### [EXERCISE GOAL]
Note each line that includes the word "JSON". Copy those lines.
─── GIVEN RECORDS ───
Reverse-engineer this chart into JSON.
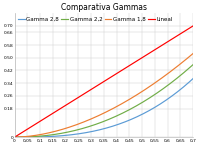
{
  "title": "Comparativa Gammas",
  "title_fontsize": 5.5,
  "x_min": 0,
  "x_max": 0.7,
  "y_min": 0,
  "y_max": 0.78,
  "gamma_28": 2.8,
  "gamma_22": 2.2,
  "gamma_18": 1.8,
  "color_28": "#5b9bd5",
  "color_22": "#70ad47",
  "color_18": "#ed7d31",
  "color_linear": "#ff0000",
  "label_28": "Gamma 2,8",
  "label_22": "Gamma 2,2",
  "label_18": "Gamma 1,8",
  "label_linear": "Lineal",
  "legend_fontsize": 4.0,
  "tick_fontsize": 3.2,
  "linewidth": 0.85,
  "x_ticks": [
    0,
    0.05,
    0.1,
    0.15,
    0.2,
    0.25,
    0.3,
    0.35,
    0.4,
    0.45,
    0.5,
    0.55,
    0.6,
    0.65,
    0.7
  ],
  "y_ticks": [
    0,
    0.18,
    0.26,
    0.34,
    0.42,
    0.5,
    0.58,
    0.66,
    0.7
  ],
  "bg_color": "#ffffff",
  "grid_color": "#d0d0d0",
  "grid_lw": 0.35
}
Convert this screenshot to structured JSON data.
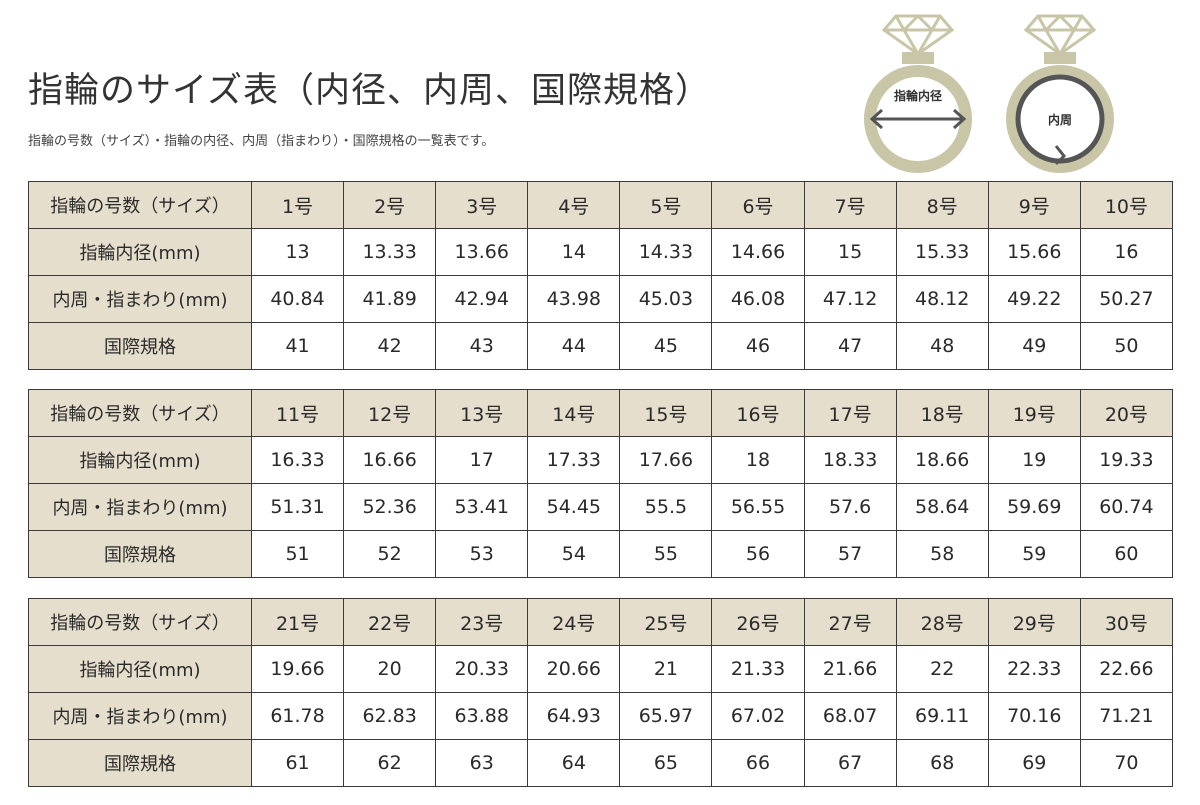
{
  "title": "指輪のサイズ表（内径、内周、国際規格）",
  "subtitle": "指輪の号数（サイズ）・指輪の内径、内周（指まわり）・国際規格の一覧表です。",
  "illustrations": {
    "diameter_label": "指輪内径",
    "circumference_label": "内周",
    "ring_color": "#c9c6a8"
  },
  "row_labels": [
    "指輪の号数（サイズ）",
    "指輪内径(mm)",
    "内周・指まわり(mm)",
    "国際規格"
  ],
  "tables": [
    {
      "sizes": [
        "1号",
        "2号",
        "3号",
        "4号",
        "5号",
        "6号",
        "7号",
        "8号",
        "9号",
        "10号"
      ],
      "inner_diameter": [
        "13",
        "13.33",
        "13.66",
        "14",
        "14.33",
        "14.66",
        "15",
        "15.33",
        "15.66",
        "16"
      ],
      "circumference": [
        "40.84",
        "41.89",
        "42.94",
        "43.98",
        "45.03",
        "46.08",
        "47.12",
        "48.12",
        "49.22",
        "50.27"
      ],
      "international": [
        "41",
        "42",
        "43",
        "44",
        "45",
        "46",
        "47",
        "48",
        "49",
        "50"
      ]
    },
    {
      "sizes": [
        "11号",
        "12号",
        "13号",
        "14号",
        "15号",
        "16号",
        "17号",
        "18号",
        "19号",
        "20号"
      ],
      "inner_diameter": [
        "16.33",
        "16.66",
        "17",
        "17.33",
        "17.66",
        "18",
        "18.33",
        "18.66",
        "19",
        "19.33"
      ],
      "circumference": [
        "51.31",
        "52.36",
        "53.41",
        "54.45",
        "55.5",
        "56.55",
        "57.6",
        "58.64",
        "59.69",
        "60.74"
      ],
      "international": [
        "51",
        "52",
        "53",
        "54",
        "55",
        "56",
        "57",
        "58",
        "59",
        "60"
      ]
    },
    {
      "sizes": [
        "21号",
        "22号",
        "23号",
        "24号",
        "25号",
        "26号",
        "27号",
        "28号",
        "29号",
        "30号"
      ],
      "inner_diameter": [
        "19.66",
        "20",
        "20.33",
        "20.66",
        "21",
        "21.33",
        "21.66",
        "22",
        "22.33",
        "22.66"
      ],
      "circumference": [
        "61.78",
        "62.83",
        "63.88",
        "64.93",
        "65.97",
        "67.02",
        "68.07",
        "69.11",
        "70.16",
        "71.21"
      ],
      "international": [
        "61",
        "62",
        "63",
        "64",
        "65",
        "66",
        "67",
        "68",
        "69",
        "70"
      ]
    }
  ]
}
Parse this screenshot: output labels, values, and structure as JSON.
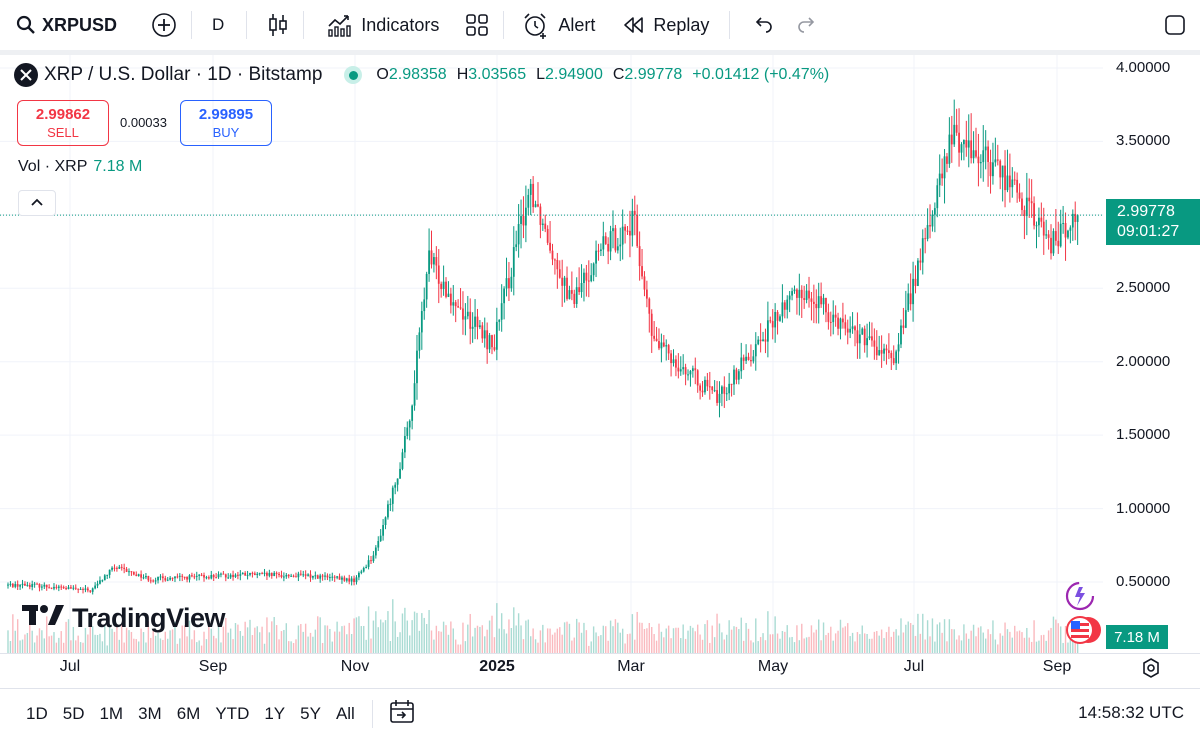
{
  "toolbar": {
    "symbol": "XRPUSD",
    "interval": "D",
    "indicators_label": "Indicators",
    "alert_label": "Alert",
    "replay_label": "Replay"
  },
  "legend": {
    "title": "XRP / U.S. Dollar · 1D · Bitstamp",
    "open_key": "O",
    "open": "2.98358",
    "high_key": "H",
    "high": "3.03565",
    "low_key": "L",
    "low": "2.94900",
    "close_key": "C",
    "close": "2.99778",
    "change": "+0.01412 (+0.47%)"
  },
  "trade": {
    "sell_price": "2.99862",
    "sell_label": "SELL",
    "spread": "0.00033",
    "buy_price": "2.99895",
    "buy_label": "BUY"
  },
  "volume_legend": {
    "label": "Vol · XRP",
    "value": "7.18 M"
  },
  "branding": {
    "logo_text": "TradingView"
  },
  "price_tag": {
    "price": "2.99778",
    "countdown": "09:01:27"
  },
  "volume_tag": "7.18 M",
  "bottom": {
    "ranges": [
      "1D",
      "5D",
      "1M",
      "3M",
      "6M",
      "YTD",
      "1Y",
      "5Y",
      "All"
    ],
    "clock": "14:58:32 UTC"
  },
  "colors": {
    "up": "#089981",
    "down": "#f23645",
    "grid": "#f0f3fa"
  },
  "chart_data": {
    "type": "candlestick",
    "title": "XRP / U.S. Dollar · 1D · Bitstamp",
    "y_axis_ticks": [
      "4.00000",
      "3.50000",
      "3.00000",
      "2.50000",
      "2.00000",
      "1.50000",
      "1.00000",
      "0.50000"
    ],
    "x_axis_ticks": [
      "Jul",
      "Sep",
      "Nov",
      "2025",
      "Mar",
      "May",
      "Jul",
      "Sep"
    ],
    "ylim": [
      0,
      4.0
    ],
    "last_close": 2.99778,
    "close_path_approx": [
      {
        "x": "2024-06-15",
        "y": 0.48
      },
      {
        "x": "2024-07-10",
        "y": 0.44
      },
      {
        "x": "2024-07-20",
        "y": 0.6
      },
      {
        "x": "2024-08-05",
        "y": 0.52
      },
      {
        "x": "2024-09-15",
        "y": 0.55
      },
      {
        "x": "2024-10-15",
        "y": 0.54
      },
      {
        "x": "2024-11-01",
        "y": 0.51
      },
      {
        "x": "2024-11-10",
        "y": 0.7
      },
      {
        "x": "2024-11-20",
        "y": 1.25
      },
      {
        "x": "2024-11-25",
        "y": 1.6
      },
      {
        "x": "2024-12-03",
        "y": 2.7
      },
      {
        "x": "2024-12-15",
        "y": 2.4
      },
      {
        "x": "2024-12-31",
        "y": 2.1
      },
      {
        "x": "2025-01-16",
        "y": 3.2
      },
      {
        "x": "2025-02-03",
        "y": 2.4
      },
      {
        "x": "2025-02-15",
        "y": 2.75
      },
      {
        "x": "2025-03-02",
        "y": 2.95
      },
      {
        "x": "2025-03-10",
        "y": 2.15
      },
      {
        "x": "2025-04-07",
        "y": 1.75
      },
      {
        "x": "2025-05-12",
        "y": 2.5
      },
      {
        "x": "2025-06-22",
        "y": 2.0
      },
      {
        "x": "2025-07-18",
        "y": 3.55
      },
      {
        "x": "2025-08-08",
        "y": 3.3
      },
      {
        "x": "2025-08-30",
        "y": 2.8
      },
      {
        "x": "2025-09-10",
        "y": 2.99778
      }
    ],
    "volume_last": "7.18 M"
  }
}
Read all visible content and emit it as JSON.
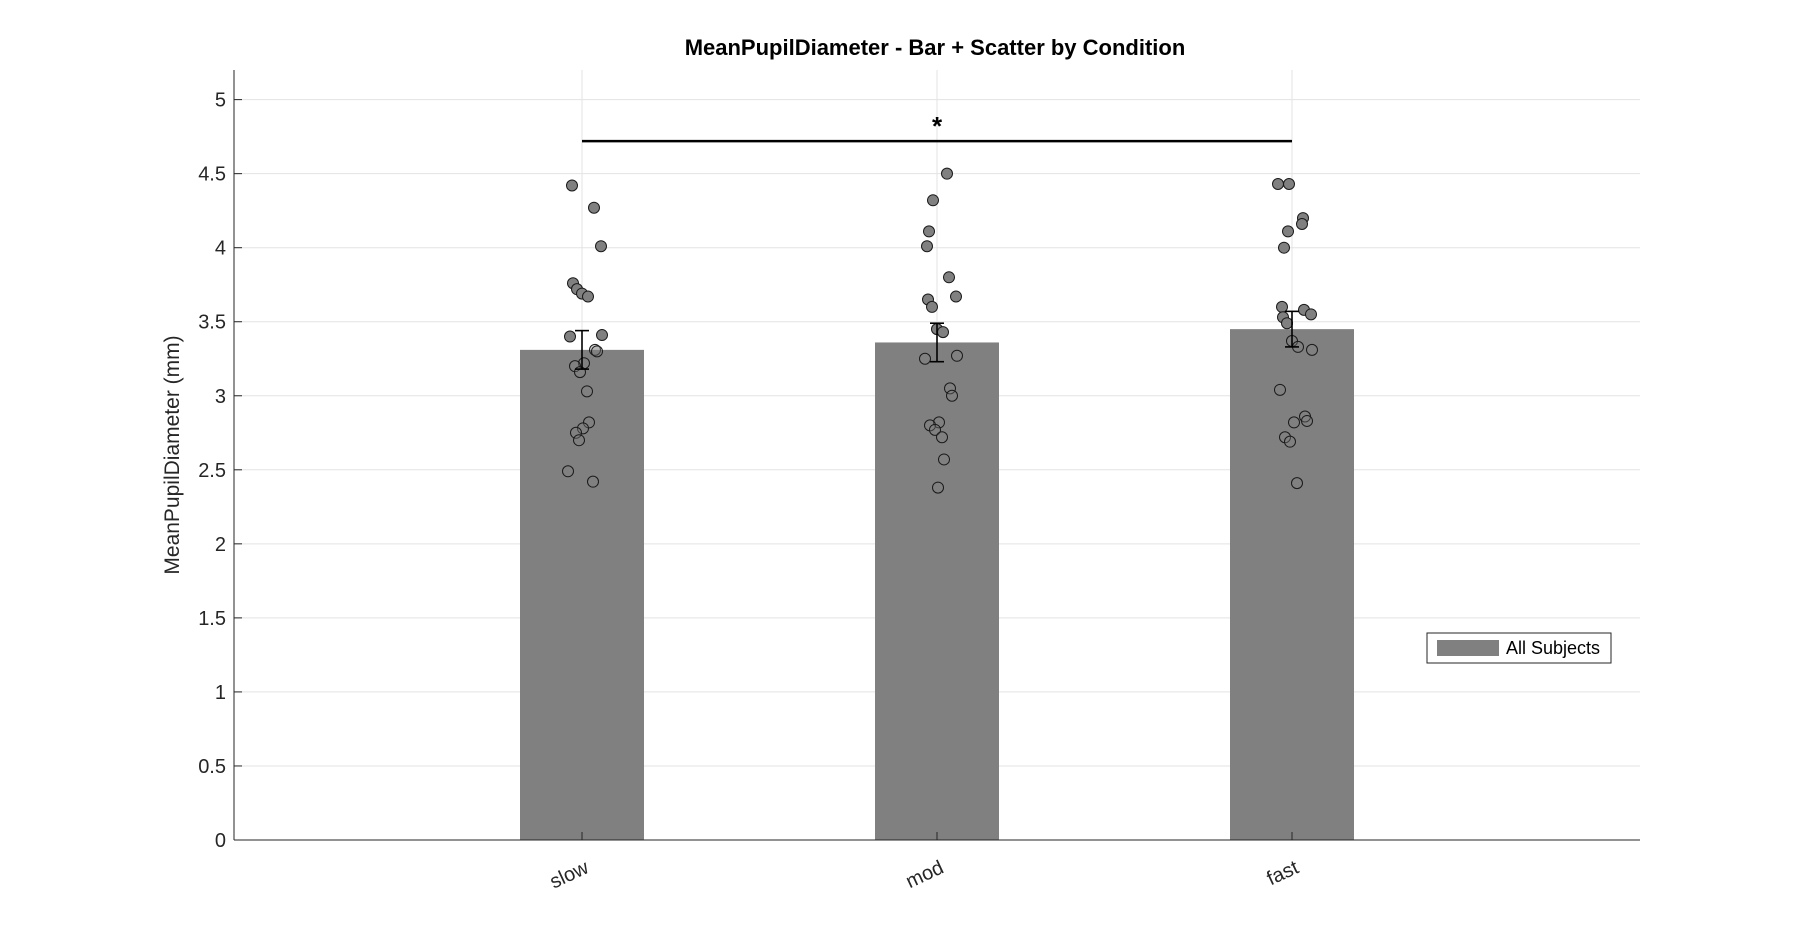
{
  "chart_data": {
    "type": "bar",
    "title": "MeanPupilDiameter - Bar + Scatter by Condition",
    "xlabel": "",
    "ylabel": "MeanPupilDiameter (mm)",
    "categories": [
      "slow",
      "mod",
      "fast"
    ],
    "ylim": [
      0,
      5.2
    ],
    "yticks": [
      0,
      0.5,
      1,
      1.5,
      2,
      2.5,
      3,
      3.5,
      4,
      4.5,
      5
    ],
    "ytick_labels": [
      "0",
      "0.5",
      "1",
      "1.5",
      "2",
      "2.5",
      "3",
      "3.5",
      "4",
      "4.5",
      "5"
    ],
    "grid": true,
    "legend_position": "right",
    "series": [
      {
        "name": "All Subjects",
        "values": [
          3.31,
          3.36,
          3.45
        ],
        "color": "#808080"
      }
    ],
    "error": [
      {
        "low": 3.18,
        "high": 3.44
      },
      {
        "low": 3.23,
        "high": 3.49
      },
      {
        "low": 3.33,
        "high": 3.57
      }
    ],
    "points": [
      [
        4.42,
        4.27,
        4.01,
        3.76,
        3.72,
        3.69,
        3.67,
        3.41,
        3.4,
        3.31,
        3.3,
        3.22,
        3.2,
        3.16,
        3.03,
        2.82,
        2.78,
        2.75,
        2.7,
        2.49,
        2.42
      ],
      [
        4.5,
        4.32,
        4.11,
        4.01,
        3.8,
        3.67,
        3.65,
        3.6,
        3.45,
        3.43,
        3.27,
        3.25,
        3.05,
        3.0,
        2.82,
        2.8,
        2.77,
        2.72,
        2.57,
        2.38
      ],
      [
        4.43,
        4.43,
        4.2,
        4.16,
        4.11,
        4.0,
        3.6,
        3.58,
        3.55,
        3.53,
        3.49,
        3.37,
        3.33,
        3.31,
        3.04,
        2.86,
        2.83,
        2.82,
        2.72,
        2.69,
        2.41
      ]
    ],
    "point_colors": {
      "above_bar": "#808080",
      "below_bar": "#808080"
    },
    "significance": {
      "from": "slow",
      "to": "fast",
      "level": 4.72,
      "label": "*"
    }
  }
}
───
### [EXERCISE RESULT]
Reverse-engineer this chart into JSON.
Convert this screenshot to structured JSON data.
Parse this screenshot: output labels, values, and structure as JSON.
Read all visible content and emit it as JSON.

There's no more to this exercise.